--- STORED RECORDS ---
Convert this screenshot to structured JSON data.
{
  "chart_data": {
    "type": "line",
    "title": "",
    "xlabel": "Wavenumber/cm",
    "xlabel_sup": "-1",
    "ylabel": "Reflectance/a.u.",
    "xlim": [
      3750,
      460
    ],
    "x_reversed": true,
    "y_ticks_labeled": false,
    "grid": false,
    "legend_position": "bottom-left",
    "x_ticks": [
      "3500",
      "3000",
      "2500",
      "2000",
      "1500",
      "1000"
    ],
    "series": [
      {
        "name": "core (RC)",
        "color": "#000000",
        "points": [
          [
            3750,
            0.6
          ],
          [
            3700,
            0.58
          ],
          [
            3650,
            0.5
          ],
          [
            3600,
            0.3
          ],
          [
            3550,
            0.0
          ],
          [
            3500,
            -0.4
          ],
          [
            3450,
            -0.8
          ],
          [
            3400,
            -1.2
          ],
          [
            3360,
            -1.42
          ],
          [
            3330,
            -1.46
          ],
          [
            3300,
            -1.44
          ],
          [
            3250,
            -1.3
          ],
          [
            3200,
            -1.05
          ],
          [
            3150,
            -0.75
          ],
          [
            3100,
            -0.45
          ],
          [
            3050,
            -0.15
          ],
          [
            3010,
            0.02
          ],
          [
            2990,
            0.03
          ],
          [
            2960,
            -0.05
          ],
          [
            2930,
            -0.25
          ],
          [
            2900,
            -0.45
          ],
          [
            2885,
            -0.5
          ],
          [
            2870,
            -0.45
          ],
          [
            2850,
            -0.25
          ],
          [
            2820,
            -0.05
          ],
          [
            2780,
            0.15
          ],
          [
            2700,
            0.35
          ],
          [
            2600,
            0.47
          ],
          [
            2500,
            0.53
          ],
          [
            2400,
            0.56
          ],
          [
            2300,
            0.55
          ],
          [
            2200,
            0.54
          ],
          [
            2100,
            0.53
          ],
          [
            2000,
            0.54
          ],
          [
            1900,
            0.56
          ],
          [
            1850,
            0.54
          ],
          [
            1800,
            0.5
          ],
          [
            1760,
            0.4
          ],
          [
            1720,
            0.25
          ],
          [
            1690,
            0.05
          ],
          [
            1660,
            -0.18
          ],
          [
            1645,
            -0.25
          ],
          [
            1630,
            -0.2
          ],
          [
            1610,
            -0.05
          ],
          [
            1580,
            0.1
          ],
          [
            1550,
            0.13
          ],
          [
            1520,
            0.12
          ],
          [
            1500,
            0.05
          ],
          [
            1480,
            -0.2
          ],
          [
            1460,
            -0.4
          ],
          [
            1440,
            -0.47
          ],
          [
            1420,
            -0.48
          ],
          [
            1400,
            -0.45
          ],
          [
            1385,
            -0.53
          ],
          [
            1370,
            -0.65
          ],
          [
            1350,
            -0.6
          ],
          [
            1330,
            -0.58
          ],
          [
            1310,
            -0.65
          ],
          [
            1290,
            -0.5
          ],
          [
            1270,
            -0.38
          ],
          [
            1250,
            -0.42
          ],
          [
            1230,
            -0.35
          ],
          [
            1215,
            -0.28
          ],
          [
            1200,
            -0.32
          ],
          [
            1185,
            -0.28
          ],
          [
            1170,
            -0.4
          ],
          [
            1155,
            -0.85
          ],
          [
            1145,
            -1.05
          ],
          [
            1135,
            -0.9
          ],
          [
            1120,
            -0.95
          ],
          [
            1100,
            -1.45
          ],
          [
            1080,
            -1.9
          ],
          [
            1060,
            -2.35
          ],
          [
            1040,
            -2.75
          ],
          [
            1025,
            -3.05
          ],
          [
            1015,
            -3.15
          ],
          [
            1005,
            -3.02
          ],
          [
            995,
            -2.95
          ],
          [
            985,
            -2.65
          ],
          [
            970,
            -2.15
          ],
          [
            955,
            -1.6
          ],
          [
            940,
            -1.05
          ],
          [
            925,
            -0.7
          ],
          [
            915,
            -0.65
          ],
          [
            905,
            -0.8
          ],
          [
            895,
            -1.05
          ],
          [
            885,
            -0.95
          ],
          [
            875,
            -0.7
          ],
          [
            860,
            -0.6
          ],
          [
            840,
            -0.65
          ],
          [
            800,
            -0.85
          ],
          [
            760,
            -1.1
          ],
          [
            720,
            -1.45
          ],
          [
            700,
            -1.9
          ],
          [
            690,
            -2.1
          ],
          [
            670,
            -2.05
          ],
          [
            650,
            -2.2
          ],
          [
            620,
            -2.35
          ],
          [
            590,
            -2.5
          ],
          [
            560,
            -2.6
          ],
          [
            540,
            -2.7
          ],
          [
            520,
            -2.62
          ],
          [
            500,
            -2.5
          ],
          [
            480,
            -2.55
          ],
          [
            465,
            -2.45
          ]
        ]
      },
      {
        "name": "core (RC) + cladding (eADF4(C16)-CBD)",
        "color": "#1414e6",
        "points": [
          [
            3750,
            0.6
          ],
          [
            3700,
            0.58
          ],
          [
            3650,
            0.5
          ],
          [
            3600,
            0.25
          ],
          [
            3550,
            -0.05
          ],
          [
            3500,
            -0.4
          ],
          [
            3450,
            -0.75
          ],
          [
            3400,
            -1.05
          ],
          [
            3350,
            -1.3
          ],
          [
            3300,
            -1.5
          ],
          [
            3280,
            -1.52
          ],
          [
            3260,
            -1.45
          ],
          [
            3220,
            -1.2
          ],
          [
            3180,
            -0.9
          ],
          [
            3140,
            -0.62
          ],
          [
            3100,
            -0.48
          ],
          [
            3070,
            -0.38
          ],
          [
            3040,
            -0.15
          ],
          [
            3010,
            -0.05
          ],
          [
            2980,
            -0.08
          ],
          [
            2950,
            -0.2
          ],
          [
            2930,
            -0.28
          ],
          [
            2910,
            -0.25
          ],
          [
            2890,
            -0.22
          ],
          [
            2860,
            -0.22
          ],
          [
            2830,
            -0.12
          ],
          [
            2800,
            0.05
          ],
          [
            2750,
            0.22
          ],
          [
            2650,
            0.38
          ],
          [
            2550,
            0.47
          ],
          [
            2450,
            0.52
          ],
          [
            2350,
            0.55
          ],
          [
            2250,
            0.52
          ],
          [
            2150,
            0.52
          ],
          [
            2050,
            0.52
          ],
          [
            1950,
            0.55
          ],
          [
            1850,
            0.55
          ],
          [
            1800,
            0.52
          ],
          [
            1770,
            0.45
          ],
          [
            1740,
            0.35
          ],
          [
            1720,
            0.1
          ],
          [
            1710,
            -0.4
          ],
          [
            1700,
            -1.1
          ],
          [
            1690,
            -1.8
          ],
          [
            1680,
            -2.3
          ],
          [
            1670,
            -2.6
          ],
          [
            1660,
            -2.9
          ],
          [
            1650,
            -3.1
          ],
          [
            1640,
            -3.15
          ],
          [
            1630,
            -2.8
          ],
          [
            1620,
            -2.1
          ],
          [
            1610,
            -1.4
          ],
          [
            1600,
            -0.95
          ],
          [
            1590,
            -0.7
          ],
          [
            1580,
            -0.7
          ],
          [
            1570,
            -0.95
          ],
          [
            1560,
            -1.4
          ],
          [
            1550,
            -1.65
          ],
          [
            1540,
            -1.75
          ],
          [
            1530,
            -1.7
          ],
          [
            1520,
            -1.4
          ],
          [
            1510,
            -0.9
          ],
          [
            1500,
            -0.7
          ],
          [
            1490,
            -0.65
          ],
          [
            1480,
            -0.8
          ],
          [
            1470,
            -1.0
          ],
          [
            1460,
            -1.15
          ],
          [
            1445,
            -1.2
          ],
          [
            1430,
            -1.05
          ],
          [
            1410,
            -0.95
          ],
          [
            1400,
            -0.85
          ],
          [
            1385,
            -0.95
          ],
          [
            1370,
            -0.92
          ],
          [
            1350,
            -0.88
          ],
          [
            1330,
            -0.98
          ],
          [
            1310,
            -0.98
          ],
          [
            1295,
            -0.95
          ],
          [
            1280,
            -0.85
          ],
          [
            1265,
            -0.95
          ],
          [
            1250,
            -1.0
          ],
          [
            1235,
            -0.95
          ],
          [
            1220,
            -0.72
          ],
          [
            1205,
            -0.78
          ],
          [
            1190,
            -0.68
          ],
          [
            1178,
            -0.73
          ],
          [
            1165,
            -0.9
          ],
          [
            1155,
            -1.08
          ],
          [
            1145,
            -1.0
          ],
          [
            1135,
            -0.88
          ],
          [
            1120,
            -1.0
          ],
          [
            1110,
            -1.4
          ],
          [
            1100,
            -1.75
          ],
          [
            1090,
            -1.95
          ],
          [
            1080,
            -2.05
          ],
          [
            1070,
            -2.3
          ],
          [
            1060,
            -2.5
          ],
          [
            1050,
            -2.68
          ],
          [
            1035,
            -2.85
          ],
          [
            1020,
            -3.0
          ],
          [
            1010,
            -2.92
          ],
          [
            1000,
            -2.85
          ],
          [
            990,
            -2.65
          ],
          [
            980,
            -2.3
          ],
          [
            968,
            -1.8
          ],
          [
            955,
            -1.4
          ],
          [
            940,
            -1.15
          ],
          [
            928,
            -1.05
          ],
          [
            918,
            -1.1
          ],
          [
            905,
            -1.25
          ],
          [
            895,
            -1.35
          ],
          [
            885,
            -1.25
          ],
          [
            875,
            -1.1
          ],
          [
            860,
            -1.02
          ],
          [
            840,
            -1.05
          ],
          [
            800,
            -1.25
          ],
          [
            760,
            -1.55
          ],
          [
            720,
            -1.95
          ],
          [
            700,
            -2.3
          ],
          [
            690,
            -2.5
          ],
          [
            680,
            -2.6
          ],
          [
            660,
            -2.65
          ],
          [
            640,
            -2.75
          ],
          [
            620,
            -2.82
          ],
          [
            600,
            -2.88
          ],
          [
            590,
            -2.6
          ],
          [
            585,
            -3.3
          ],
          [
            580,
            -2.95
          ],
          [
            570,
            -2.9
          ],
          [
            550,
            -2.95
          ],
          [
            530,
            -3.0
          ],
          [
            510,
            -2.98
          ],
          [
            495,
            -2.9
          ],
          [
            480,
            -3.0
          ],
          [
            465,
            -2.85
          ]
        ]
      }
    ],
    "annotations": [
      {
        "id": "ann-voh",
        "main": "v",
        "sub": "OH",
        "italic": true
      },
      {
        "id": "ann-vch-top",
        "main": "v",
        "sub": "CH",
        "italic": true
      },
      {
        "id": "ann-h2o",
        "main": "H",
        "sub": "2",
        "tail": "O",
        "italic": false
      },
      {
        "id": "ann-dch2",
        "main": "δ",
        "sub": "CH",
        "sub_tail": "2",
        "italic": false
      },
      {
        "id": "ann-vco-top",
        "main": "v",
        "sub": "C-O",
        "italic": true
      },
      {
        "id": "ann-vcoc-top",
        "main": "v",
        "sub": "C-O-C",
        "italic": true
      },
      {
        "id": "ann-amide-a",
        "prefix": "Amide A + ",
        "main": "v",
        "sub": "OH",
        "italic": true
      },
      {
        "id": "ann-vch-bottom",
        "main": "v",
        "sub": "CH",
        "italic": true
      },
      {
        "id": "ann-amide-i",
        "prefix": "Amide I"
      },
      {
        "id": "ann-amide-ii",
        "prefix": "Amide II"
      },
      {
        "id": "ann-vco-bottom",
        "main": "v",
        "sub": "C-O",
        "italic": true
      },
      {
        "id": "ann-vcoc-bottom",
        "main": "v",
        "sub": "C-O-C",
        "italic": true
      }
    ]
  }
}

--- WHAT YOU SHOULD DO ---
Pick out and copy every line that contains the word "core".

--- ANSWER FOR THE TASK ---
        "name": "core (RC)",
        "name": "core (RC) + cladding (eADF4(C16)-CBD)",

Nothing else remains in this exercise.